## begin

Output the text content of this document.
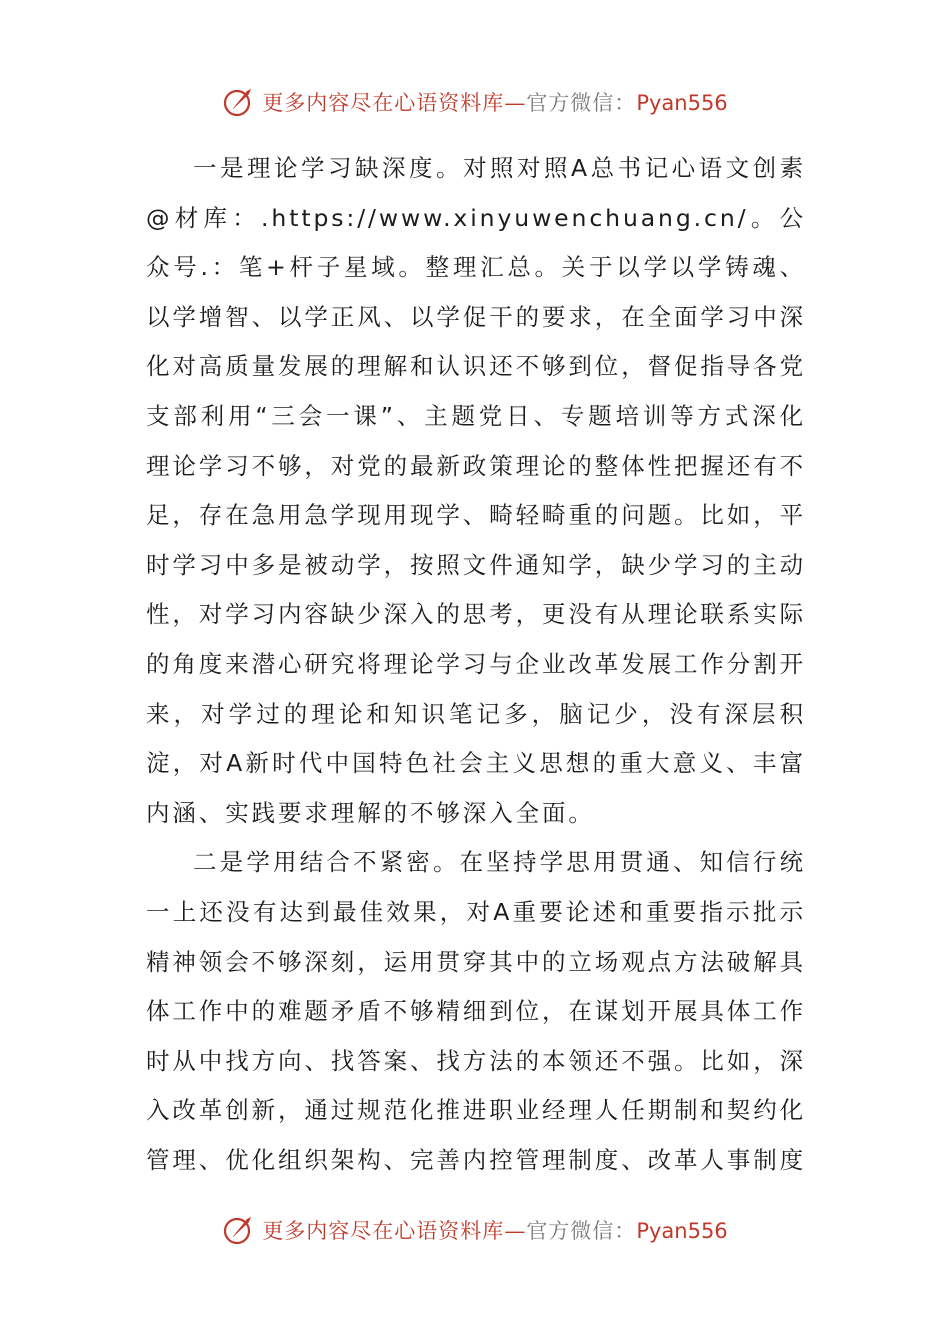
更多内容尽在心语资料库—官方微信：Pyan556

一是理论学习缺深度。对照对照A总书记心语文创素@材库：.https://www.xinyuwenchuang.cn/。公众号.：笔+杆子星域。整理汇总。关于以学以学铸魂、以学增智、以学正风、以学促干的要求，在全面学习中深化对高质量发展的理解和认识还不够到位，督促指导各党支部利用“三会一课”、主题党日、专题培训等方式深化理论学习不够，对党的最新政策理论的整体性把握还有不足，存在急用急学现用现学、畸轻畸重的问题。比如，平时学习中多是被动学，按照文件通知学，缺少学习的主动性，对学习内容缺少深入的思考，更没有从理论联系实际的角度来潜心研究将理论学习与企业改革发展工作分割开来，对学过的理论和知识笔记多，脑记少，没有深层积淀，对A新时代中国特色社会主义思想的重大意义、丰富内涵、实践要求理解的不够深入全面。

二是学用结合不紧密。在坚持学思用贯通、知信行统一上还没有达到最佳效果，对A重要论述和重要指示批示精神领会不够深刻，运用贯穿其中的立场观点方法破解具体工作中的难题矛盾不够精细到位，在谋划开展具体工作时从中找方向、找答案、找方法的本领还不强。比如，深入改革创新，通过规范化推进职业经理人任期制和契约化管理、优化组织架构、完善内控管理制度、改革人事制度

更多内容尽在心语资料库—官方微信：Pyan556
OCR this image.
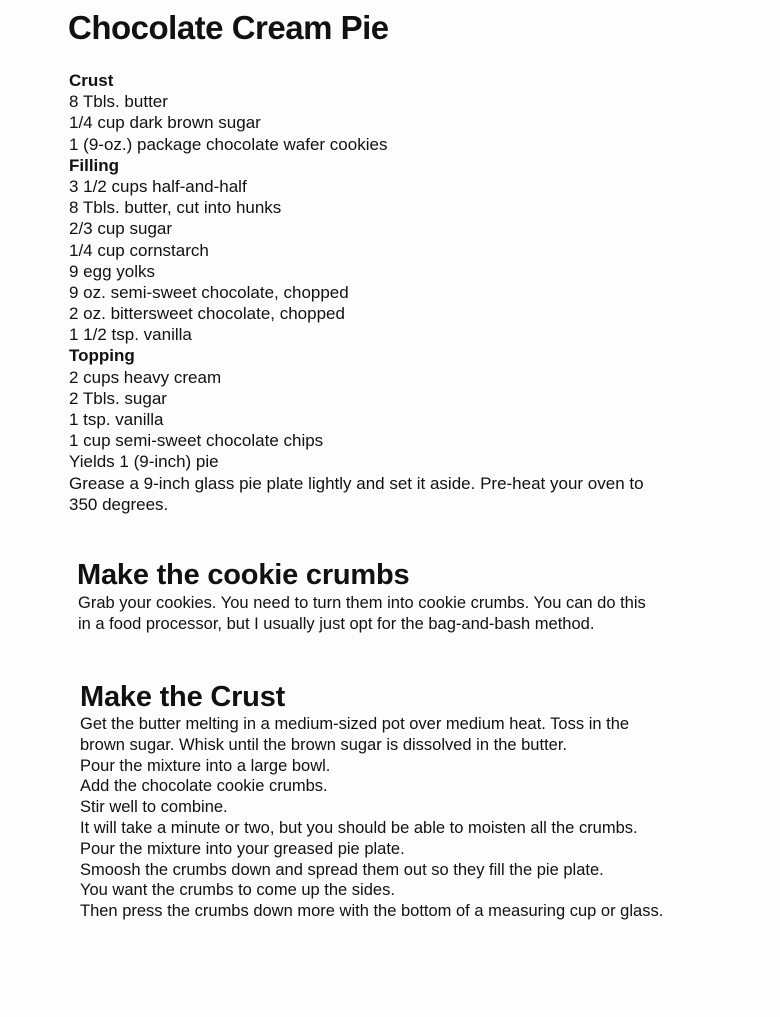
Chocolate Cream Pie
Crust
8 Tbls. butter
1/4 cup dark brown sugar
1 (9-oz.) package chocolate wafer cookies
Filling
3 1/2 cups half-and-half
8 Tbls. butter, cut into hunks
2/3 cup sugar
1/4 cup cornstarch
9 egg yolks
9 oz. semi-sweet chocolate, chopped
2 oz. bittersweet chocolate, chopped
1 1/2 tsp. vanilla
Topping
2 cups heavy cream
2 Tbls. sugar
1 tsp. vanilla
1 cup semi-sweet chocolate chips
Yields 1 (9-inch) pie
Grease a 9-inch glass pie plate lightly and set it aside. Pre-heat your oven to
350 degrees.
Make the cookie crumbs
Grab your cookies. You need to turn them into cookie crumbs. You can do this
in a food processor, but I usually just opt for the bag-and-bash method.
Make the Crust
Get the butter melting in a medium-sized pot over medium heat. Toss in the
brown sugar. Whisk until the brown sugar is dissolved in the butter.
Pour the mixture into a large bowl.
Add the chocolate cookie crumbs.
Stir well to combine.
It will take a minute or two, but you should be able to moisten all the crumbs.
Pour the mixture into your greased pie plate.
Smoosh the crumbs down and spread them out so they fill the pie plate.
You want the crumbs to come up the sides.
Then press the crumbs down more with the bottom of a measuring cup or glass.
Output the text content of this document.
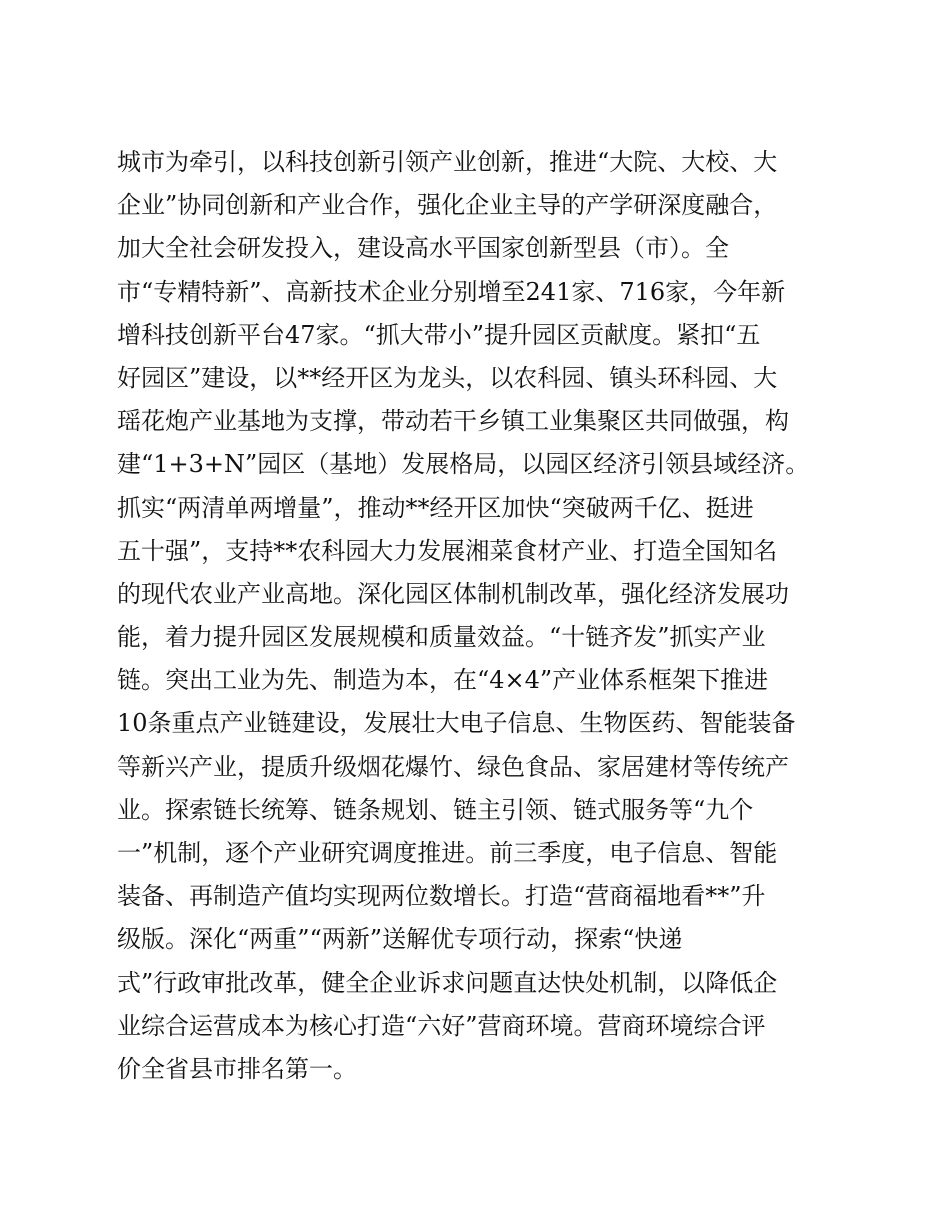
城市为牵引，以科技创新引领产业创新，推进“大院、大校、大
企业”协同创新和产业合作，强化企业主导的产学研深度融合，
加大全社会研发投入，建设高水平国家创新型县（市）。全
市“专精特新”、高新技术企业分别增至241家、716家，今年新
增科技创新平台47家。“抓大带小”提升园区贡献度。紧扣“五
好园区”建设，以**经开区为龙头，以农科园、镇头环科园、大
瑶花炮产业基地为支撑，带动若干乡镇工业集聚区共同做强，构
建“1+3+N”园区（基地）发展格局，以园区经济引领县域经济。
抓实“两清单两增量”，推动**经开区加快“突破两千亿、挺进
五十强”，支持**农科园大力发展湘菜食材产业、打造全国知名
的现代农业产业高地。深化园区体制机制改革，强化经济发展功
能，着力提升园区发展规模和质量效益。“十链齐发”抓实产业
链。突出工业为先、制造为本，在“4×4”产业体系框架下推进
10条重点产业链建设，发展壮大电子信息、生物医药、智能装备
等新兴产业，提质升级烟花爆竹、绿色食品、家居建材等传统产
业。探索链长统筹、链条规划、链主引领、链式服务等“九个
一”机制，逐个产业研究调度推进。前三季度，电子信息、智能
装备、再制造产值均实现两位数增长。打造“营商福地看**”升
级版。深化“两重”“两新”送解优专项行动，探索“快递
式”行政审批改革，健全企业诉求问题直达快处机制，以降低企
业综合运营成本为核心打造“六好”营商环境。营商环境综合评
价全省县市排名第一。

## end

== TASK GOAL ==
Pick every line with "inch" in it and copy it.

== SOLUTION FOR THIS PROBLEM ==
Yields 1 (9-inch) pie
Grease a 9-inch glass pie plate lightly and set it aside. Pre-heat your oven to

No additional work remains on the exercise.